Data extract:
--- Begin ---

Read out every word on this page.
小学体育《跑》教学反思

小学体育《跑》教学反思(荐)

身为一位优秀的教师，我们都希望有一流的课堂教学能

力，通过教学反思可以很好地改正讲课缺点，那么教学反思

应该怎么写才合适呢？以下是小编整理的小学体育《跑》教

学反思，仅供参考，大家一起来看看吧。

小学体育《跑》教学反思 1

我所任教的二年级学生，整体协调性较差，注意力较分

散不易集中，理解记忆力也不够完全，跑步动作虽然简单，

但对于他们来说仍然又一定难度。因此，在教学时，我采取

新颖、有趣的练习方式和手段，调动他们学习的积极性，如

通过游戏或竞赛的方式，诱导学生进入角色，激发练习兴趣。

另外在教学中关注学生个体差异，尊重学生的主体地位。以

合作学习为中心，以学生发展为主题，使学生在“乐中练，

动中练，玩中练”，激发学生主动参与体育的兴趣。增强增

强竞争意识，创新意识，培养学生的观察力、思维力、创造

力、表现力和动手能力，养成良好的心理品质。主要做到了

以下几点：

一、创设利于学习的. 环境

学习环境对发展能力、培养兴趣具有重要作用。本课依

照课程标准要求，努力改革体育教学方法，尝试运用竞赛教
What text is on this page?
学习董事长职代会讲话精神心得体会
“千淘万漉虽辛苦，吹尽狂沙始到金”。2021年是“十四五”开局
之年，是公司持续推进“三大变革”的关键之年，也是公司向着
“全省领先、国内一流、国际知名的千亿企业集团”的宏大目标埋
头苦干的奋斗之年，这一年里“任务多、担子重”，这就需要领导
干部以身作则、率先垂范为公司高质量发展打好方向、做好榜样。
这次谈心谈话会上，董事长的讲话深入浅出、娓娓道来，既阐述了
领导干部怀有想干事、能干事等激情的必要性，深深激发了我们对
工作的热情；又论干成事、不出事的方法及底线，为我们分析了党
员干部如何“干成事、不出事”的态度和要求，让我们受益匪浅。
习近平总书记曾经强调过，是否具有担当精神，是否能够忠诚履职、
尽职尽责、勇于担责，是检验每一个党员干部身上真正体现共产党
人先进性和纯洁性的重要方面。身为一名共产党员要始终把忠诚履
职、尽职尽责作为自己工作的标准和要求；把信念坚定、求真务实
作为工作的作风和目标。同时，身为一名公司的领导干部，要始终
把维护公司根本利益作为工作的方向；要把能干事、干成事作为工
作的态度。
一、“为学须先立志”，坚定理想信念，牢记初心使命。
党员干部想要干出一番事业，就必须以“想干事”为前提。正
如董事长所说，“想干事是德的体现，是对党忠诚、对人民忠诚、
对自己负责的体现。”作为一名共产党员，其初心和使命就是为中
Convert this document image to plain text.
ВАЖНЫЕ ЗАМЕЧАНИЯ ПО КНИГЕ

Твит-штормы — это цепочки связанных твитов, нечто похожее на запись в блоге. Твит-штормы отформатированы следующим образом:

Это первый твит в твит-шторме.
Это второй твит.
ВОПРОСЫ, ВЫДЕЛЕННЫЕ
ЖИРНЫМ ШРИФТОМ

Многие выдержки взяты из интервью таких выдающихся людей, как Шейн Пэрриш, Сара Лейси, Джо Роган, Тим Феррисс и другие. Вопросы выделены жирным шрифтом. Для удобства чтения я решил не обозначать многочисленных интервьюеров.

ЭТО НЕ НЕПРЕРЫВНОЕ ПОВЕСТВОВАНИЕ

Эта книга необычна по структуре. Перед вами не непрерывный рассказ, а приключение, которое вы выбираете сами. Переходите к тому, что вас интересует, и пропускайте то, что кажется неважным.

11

--- End ---

Given instruction:
Return the lines above exactly, keeping every word.

Exercise solution:
Read out every word on this page.
小学体育《跑》教学反思

小学体育《跑》教学反思(荐)

身为一位优秀的教师，我们都希望有一流的课堂教学能

力，通过教学反思可以很好地改正讲课缺点，那么教学反思

应该怎么写才合适呢？以下是小编整理的小学体育《跑》教

学反思，仅供参考，大家一起来看看吧。

小学体育《跑》教学反思 1

我所任教的二年级学生，整体协调性较差，注意力较分

散不易集中，理解记忆力也不够完全，跑步动作虽然简单，

但对于他们来说仍然又一定难度。因此，在教学时，我采取

新颖、有趣的练习方式和手段，调动他们学习的积极性，如

通过游戏或竞赛的方式，诱导学生进入角色，激发练习兴趣。

另外在教学中关注学生个体差异，尊重学生的主体地位。以

合作学习为中心，以学生发展为主题，使学生在“乐中练，

动中练，玩中练”，激发学生主动参与体育的兴趣。增强增

强竞争意识，创新意识，培养学生的观察力、思维力、创造

力、表现力和动手能力，养成良好的心理品质。主要做到了

以下几点：

一、创设利于学习的. 环境

学习环境对发展能力、培养兴趣具有重要作用。本课依

照课程标准要求，努力改革体育教学方法，尝试运用竞赛教
What text is on this page?
学习董事长职代会讲话精神心得体会
“千淘万漉虽辛苦，吹尽狂沙始到金”。2021年是“十四五”开局
之年，是公司持续推进“三大变革”的关键之年，也是公司向着
“全省领先、国内一流、国际知名的千亿企业集团”的宏大目标埋
头苦干的奋斗之年，这一年里“任务多、担子重”，这就需要领导
干部以身作则、率先垂范为公司高质量发展打好方向、做好榜样。
这次谈心谈话会上，董事长的讲话深入浅出、娓娓道来，既阐述了
领导干部怀有想干事、能干事等激情的必要性，深深激发了我们对
工作的热情；又论干成事、不出事的方法及底线，为我们分析了党
员干部如何“干成事、不出事”的态度和要求，让我们受益匪浅。
习近平总书记曾经强调过，是否具有担当精神，是否能够忠诚履职、
尽职尽责、勇于担责，是检验每一个党员干部身上真正体现共产党
人先进性和纯洁性的重要方面。身为一名共产党员要始终把忠诚履
职、尽职尽责作为自己工作的标准和要求；把信念坚定、求真务实
作为工作的作风和目标。同时，身为一名公司的领导干部，要始终
把维护公司根本利益作为工作的方向；要把能干事、干成事作为工
作的态度。
一、“为学须先立志”，坚定理想信念，牢记初心使命。
党员干部想要干出一番事业，就必须以“想干事”为前提。正
如董事长所说，“想干事是德的体现，是对党忠诚、对人民忠诚、
对自己负责的体现。”作为一名共产党员，其初心和使命就是为中
Convert this document image to plain text.
ВАЖНЫЕ ЗАМЕЧАНИЯ ПО КНИГЕ

Твит-штормы — это цепочки связанных твитов, нечто похожее на запись в блоге. Твит-штормы отформатированы следующим образом:

Это первый твит в твит-шторме.
Это второй твит.
ВОПРОСЫ, ВЫДЕЛЕННЫЕ
ЖИРНЫМ ШРИФТОМ

Многие выдержки взяты из интервью таких выдающихся людей, как Шейн Пэрриш, Сара Лейси, Джо Роган, Тим Феррисс и другие. Вопросы выделены жирным шрифтом. Для удобства чтения я решил не обозначать многочисленных интервьюеров.

ЭТО НЕ НЕПРЕРЫВНОЕ ПОВЕСТВОВАНИЕ

Эта книга необычна по структуре. Перед вами не непрерывный рассказ, а приключение, которое вы выбираете сами. Переходите к тому, что вас интересует, и пропускайте то, что кажется неважным.

11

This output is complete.